▸ **Exercise details**:
Where a line holds "decades", copy it.

---------- Records for processing

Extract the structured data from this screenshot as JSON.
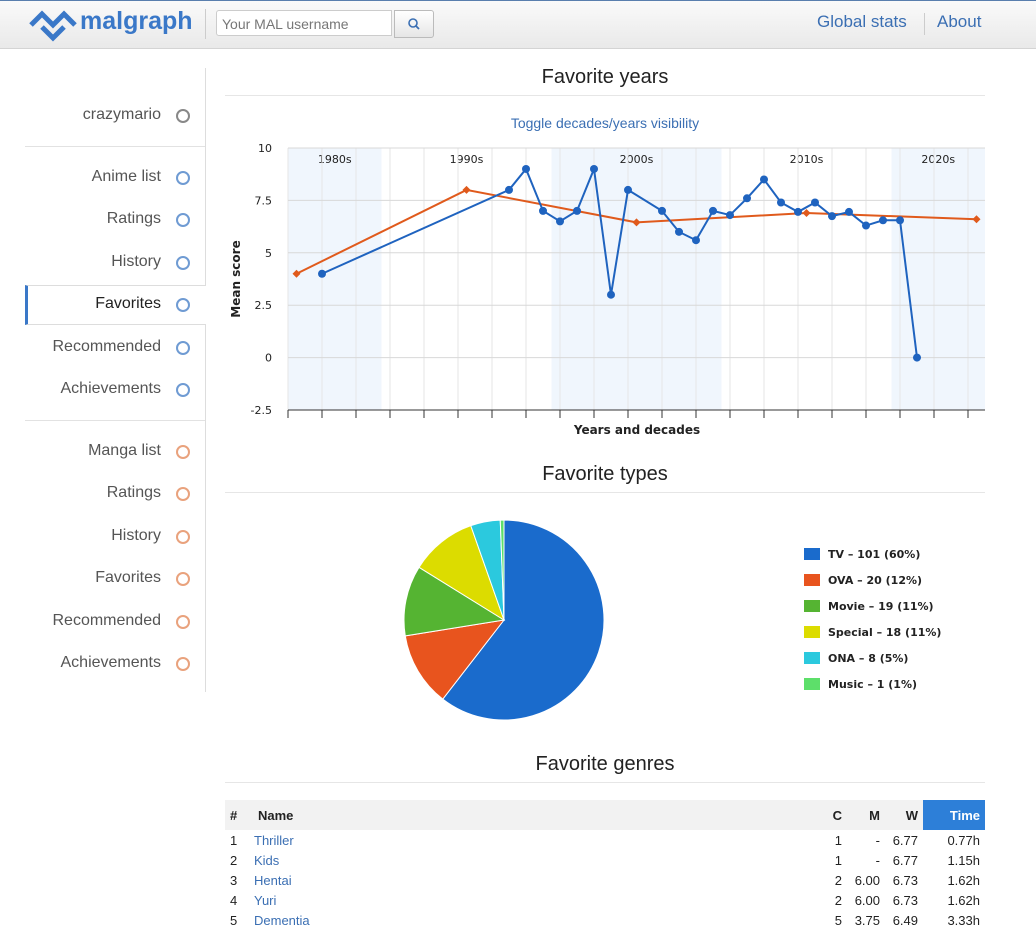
{
  "header": {
    "logo": "malgraph",
    "search_placeholder": "Your MAL username",
    "nav": [
      "Global stats",
      "About"
    ]
  },
  "sidebar": {
    "user": "crazymario",
    "anime": [
      "Anime list",
      "Ratings",
      "History",
      "Favorites",
      "Recommended",
      "Achievements"
    ],
    "manga": [
      "Manga list",
      "Ratings",
      "History",
      "Favorites",
      "Recommended",
      "Achievements"
    ]
  },
  "sections": [
    "Favorite years",
    "Favorite types",
    "Favorite genres"
  ],
  "chart_data": [
    {
      "type": "line",
      "toggle": "Toggle decades/years visibility",
      "ylabel": "Mean score",
      "xlabel": "Years and decades",
      "xlim": [
        1984,
        2025
      ],
      "ylim": [
        -2.5,
        10
      ],
      "yticks": [
        -2.5,
        0,
        2.5,
        5,
        7.5,
        10
      ],
      "xticks": [
        1984,
        1986,
        1988,
        1990,
        1992,
        1994,
        1996,
        1998,
        2000,
        2002,
        2004,
        2006,
        2008,
        2010,
        2012,
        2014,
        2016,
        2018,
        2020,
        2022,
        2024
      ],
      "grid": true,
      "bands": [
        {
          "label": "1980s",
          "range": [
            1979.5,
            1989.5
          ],
          "shaded": true
        },
        {
          "label": "1990s",
          "range": [
            1989.5,
            1999.5
          ],
          "shaded": false
        },
        {
          "label": "2000s",
          "range": [
            1999.5,
            2009.5
          ],
          "shaded": true
        },
        {
          "label": "2010s",
          "range": [
            2009.5,
            2019.5
          ],
          "shaded": false
        },
        {
          "label": "2020s",
          "range": [
            2019.5,
            2029.5
          ],
          "shaded": true
        }
      ],
      "series": [
        {
          "color": "#e05a1c",
          "marker": "diamond",
          "x": [
            1984.5,
            1994.5,
            2004.5,
            2014.5,
            2024.5
          ],
          "values": [
            4,
            8,
            6.45,
            6.9,
            6.6
          ]
        },
        {
          "color": "#1f63bf",
          "marker": "circle",
          "x": [
            1986,
            1997,
            1998,
            1999,
            2000,
            2001,
            2002,
            2003,
            2004,
            2006,
            2007,
            2008,
            2009,
            2010,
            2011,
            2012,
            2013,
            2014,
            2015,
            2016,
            2017,
            2018,
            2019,
            2020,
            2021
          ],
          "values": [
            4,
            8,
            9,
            7,
            6.5,
            7,
            9,
            3,
            8,
            7,
            6,
            5.6,
            7,
            6.8,
            7.6,
            8.5,
            7.4,
            6.95,
            7.4,
            6.75,
            6.95,
            6.3,
            6.55,
            6.55,
            0
          ]
        }
      ]
    },
    {
      "type": "pie",
      "categories": [
        "TV",
        "OVA",
        "Movie",
        "Special",
        "ONA",
        "Music"
      ],
      "values": [
        101,
        20,
        19,
        18,
        8,
        1
      ],
      "labels": [
        "TV – 101 (60%)",
        "OVA – 20 (12%)",
        "Movie – 19 (11%)",
        "Special – 18 (11%)",
        "ONA – 8 (5%)",
        "Music – 1 (1%)"
      ],
      "colors": [
        "#1a6bcc",
        "#e8541e",
        "#55b432",
        "#dcdc00",
        "#2bc9de",
        "#5ddf6a"
      ]
    }
  ],
  "table": {
    "columns": [
      "#",
      "Name",
      "C",
      "M",
      "W",
      "Time"
    ],
    "rows": [
      [
        "1",
        "Thriller",
        "1",
        "-",
        "6.77",
        "0.77h"
      ],
      [
        "2",
        "Kids",
        "1",
        "-",
        "6.77",
        "1.15h"
      ],
      [
        "3",
        "Hentai",
        "2",
        "6.00",
        "6.73",
        "1.62h"
      ],
      [
        "4",
        "Yuri",
        "2",
        "6.00",
        "6.73",
        "1.62h"
      ],
      [
        "5",
        "Dementia",
        "5",
        "3.75",
        "6.49",
        "3.33h"
      ]
    ]
  }
}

--------------------

▸ **Output of the exercise**:
      "toggle": "Toggle decades/years visibility",
      "xlabel": "Years and decades",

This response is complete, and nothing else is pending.